■ What the task requires
Return the lines where the word "circumstances" occurs.

■ Records
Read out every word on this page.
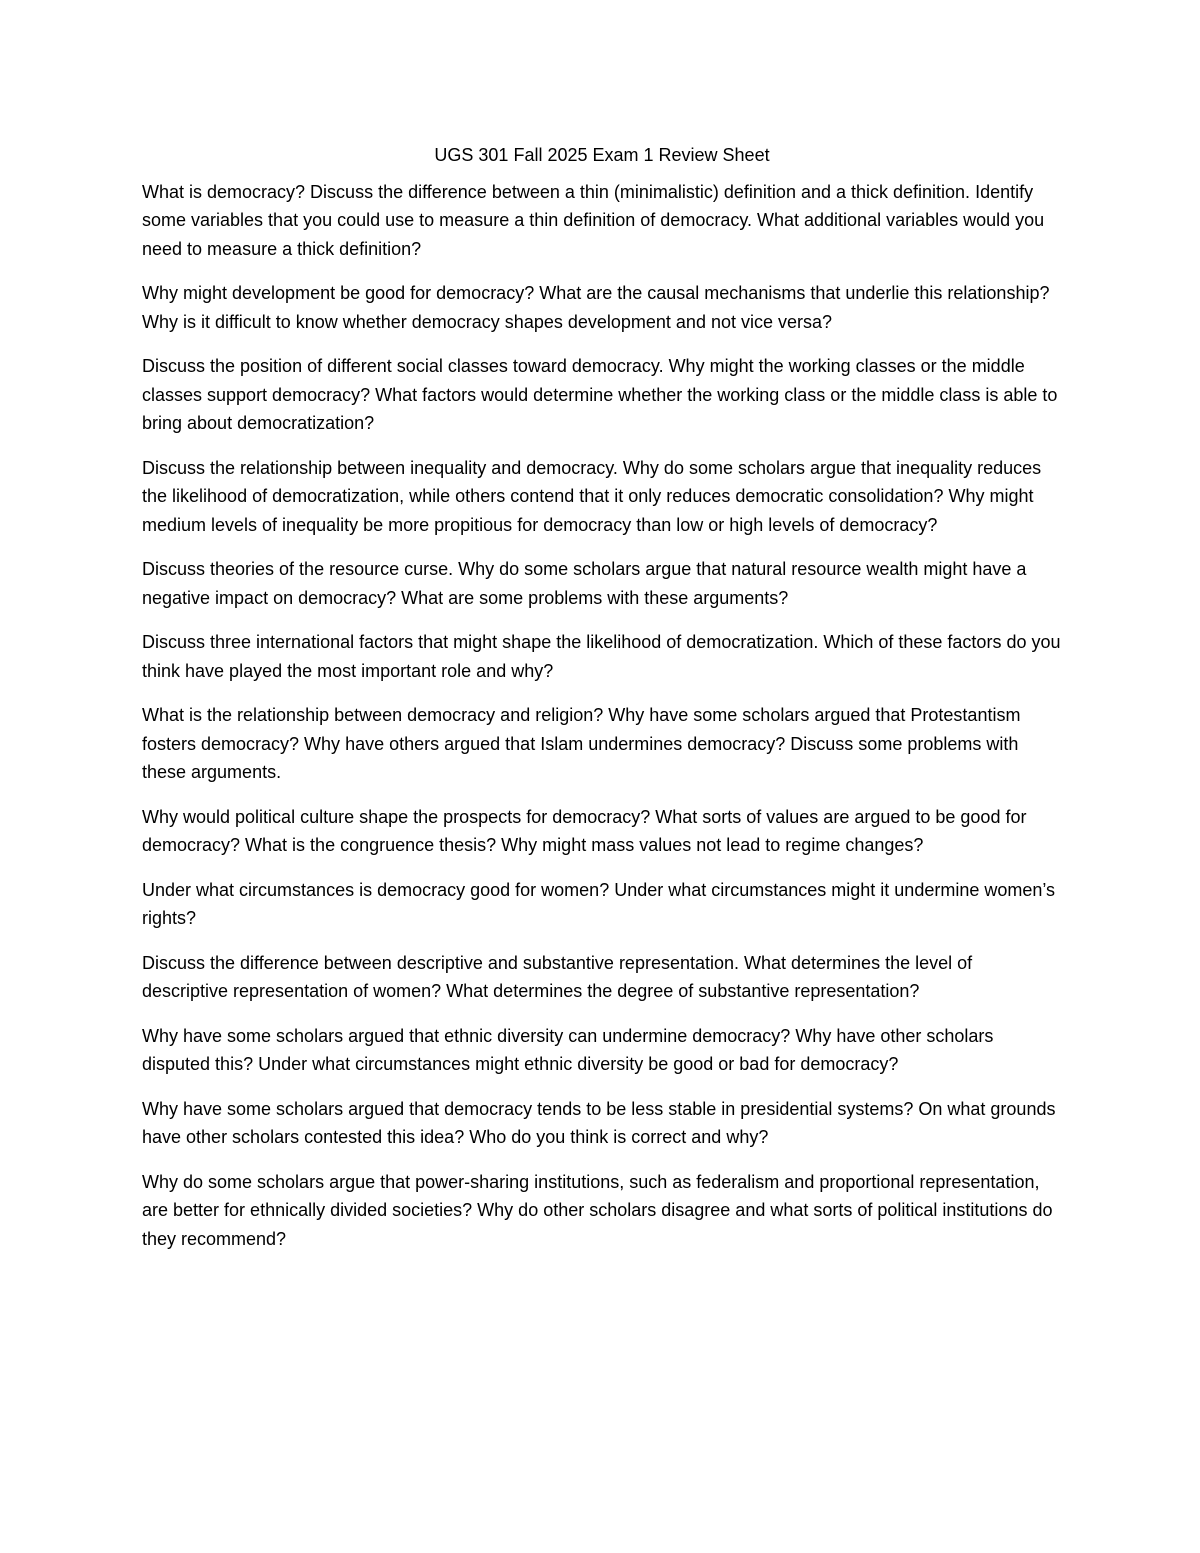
UGS 301 Fall 2025 Exam 1 Review Sheet

What is democracy? Discuss the difference between a thin (minimalistic) definition and a thick definition. Identify some variables that you could use to measure a thin definition of democracy. What additional variables would you need to measure a thick definition?

Why might development be good for democracy? What are the causal mechanisms that underlie this relationship? Why is it difficult to know whether democracy shapes development and not vice versa?

Discuss the position of different social classes toward democracy. Why might the working classes or the middle classes support democracy? What factors would determine whether the working class or the middle class is able to bring about democratization?

Discuss the relationship between inequality and democracy. Why do some scholars argue that inequality reduces the likelihood of democratization, while others contend that it only reduces democratic consolidation? Why might medium levels of inequality be more propitious for democracy than low or high levels of democracy?

Discuss theories of the resource curse. Why do some scholars argue that natural resource wealth might have a negative impact on democracy? What are some problems with these arguments?

Discuss three international factors that might shape the likelihood of democratization. Which of these factors do you think have played the most important role and why?

What is the relationship between democracy and religion? Why have some scholars argued that Protestantism fosters democracy? Why have others argued that Islam undermines democracy? Discuss some problems with these arguments.

Why would political culture shape the prospects for democracy? What sorts of values are argued to be good for democracy? What is the congruence thesis? Why might mass values not lead to regime changes?

Under what circumstances is democracy good for women? Under what circumstances might it undermine women’s rights?

Discuss the difference between descriptive and substantive representation. What determines the level of descriptive representation of women? What determines the degree of substantive representation?

Why have some scholars argued that ethnic diversity can undermine democracy? Why have other scholars disputed this? Under what circumstances might ethnic diversity be good or bad for democracy?

Why have some scholars argued that democracy tends to be less stable in presidential systems? On what grounds have other scholars contested this idea? Who do you think is correct and why?

Why do some scholars argue that power-sharing institutions, such as federalism and proportional representation, are better for ethnically divided societies? Why do other scholars disagree and what sorts of political institutions do they recommend?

■ Solution to this task
Under what circumstances is democracy good for women? Under what circumstances might it undermine women’s rights?
Why have some scholars argued that ethnic diversity can undermine democracy? Why have other scholars disputed this? Under what circumstances might ethnic diversity be good or bad for democracy?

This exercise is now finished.